Given problem: Start at the line that contains "Output the text content of this document." in the listing below and extract every line through the last, exactly; leave pictures out.

(Stored entries)
++++

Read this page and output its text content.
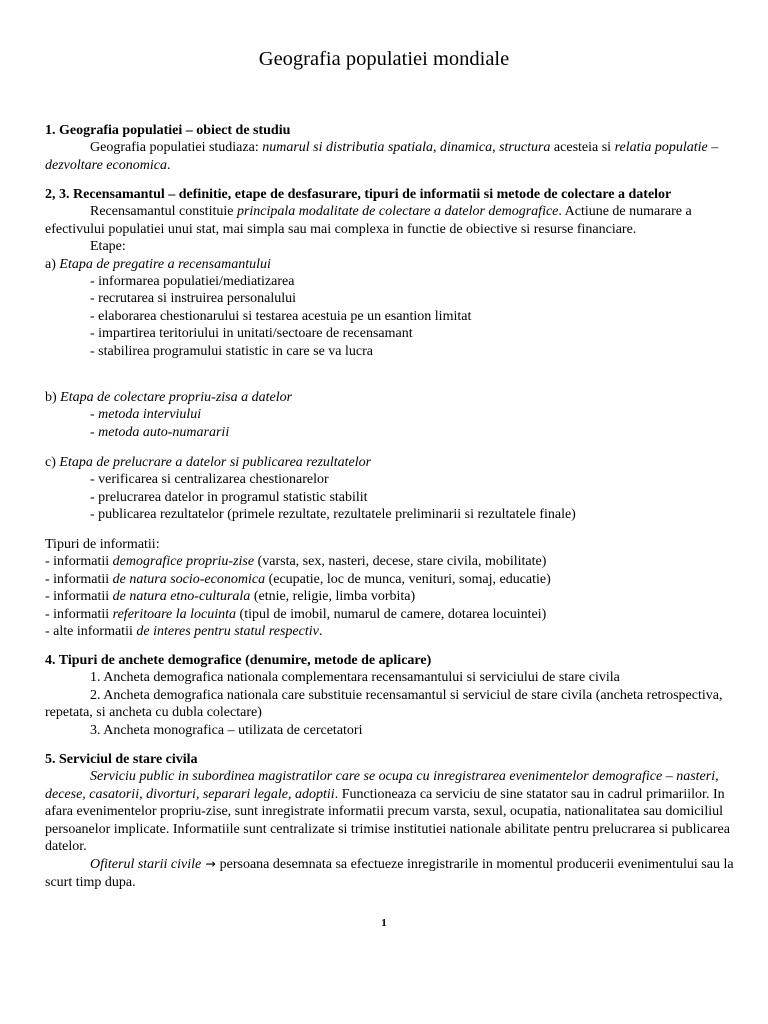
Geografia populatiei mondiale

1. Geografia populatiei – obiect de studiu

Geografia populatiei studiaza: numarul si distributia spatiala, dinamica, structura acesteia si relatia populatie – dezvoltare economica.

2, 3. Recensamantul – definitie, etape de desfasurare, tipuri de informatii si metode de colectare a datelor

Recensamantul constituie principala modalitate de colectare a datelor demografice. Actiune de numarare a efectivului populatiei unui stat, mai simpla sau mai complexa in functie de obiective si resurse financiare.

Etape:

a) Etapa de pregatire a recensamantului

- informarea populatiei/mediatizarea

- recrutarea si instruirea personalului

- elaborarea chestionarului si testarea acestuia pe un esantion limitat

- impartirea teritoriului in unitati/sectoare de recensamant

- stabilirea programului statistic in care se va lucra

b) Etapa de colectare propriu-zisa a datelor

- metoda interviului

- metoda auto-numararii

c) Etapa de prelucrare a datelor si publicarea rezultatelor

- verificarea si centralizarea chestionarelor

- prelucrarea datelor in programul statistic stabilit

- publicarea rezultatelor (primele rezultate, rezultatele preliminarii si rezultatele finale)

Tipuri de informatii:

- informatii demografice propriu-zise (varsta, sex, nasteri, decese, stare civila, mobilitate)

- informatii de natura socio-economica (ecupatie, loc de munca, venituri, somaj, educatie)

- informatii de natura etno-culturala (etnie, religie, limba vorbita)

- informatii referitoare la locuinta (tipul de imobil, numarul de camere, dotarea locuintei)

- alte informatii de interes pentru statul respectiv.

4. Tipuri de anchete demografice (denumire, metode de aplicare)

1. Ancheta demografica nationala complementara recensamantului si serviciului de stare civila

2. Ancheta demografica nationala care substituie recensamantul si serviciul de stare civila (ancheta retrospectiva, repetata, si ancheta cu dubla colectare)

3. Ancheta monografica – utilizata de cercetatori

5. Serviciul de stare civila

Serviciu public in subordinea magistratilor care se ocupa cu inregistrarea evenimentelor demografice – nasteri, decese, casatorii, divorturi, separari legale, adoptii. Functioneaza ca serviciu de sine statator sau in cadrul primariilor. In afara evenimentelor propriu-zise, sunt inregistrate informatii precum varsta, sexul, ocupatia, nationalitatea sau domiciliul persoanelor implicate. Informatiile sunt centralizate si trimise institutiei nationale abilitate pentru prelucrarea si publicarea datelor.

Ofiterul starii civile → persoana desemnata sa efectueze inregistrarile in momentul producerii evenimentului sau la scurt timp dupa.

1
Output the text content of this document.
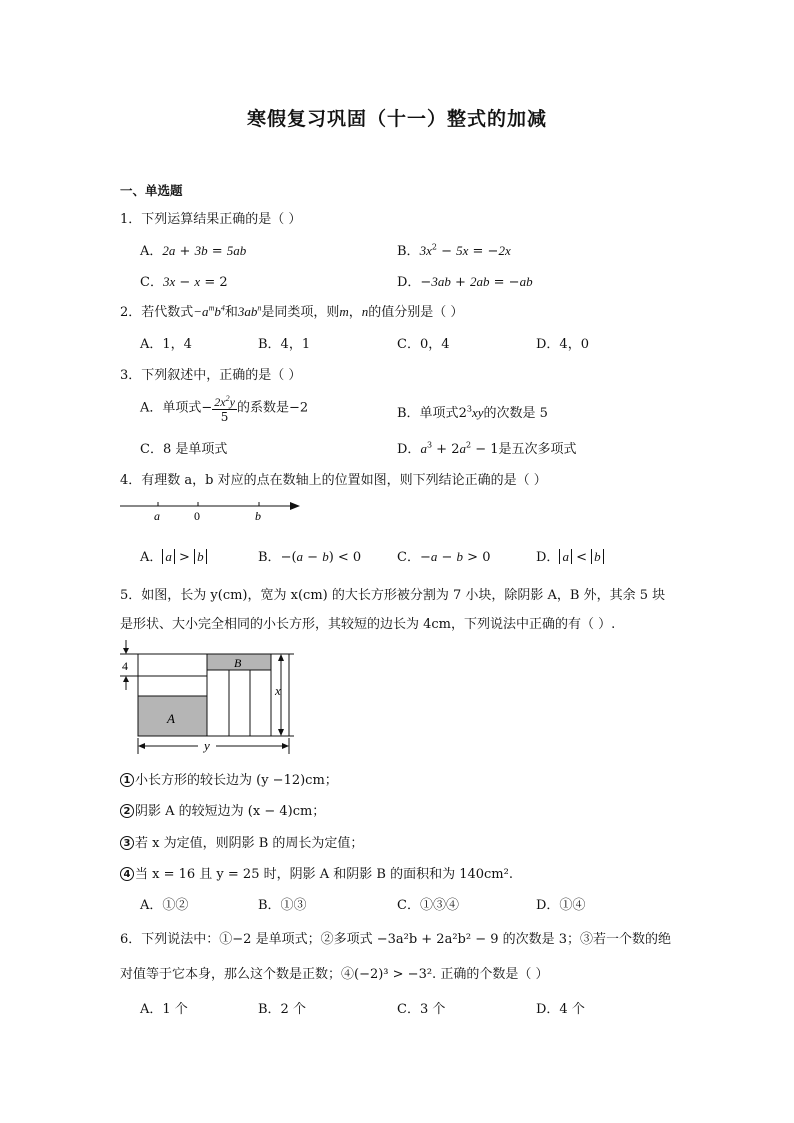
寒假复习巩固（十一）整式的加减
一、单选题
1．下列运算结果正确的是（ ）
A．2a + 3b = 5ab	B．$3x^2 - 5x = -2x$
C．3x − x = 2	D．−3ab + 2ab = −ab
2．若代数式$-a^mb^4$和$3ab^n$是同类项，则m，n的值分别是（ ）
A．1，4	B．4，1	C．0，4	D．4，0
3．下列叙述中，正确的是（ ）
A．单项式− $\frac{2x^2y}{5}$ 的系数是−2	B．单项式$2^3xy$的次数是 5
C．8 是单项式	D．$a^3 + 2a^2 - 1$是五次多项式
4．有理数 a，b 对应的点在数轴上的位置如图，则下列结论正确的是（ ）
a	0	b
A． a > b	B．−(a − b) < 0	C．−a − b > 0	D． a < b
5．如图，长为 y(cm)，宽为 x(cm) 的大长方形被分割为 7 小块，除阴影 A，B 外，其余 5 块
是形状、大小完全相同的小长方形，其较短的边长为 4cm，下列说法中正确的有（ ）.
4
x
y
A
B
1 小长方形的较长边为 (y −12)cm；
2 阴影 A 的较短边为 (x − 4)cm；
3 若 x 为定值，则阴影 B 的周长为定值；
4 当 x = 16 且 y = 25 时，阴影 A 和阴影 B 的面积和为 140cm².
A．①②	B．①③	C．①③④	D．①④
6．下列说法中：①−2 是单项式；②多项式 −3a²b + 2a²b² − 9 的次数是 3；③若一个数的绝
对值等于它本身，那么这个数是正数；④(−2)³ > −3². 正确的个数是（ ）
A．1 个	B．2 个	C．3 个	D．4 个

++++

Answer to this problem:
Output the text content of this document.
寒假复习巩固（十一）整式的加减
一、单选题
1．下列运算结果正确的是（ ）
A．2a + 3b = 5ab	B．$3x^2 - 5x = -2x$
C．3x − x = 2	D．−3ab + 2ab = −ab
2．若代数式$-a^mb^4$和$3ab^n$是同类项，则m，n的值分别是（ ）
A．1，4	B．4，1	C．0，4	D．4，0
3．下列叙述中，正确的是（ ）
A．单项式− $\frac{2x^2y}{5}$ 的系数是−2	B．单项式$2^3xy$的次数是 5
C．8 是单项式	D．$a^3 + 2a^2 - 1$是五次多项式
4．有理数 a，b 对应的点在数轴上的位置如图，则下列结论正确的是（ ）
a	0	b
A． a > b	B．−(a − b) < 0	C．−a − b > 0	D． a < b
5．如图，长为 y(cm)，宽为 x(cm) 的大长方形被分割为 7 小块，除阴影 A，B 外，其余 5 块
是形状、大小完全相同的小长方形，其较短的边长为 4cm，下列说法中正确的有（ ）.
4
x
y
A
B
1 小长方形的较长边为 (y −12)cm；
2 阴影 A 的较短边为 (x − 4)cm；
3 若 x 为定值，则阴影 B 的周长为定值；
4 当 x = 16 且 y = 25 时，阴影 A 和阴影 B 的面积和为 140cm².
A．①②	B．①③	C．①③④	D．①④
6．下列说法中：①−2 是单项式；②多项式 −3a²b + 2a²b² − 9 的次数是 3；③若一个数的绝
对值等于它本身，那么这个数是正数；④(−2)³ > −3². 正确的个数是（ ）
A．1 个	B．2 个	C．3 个	D．4 个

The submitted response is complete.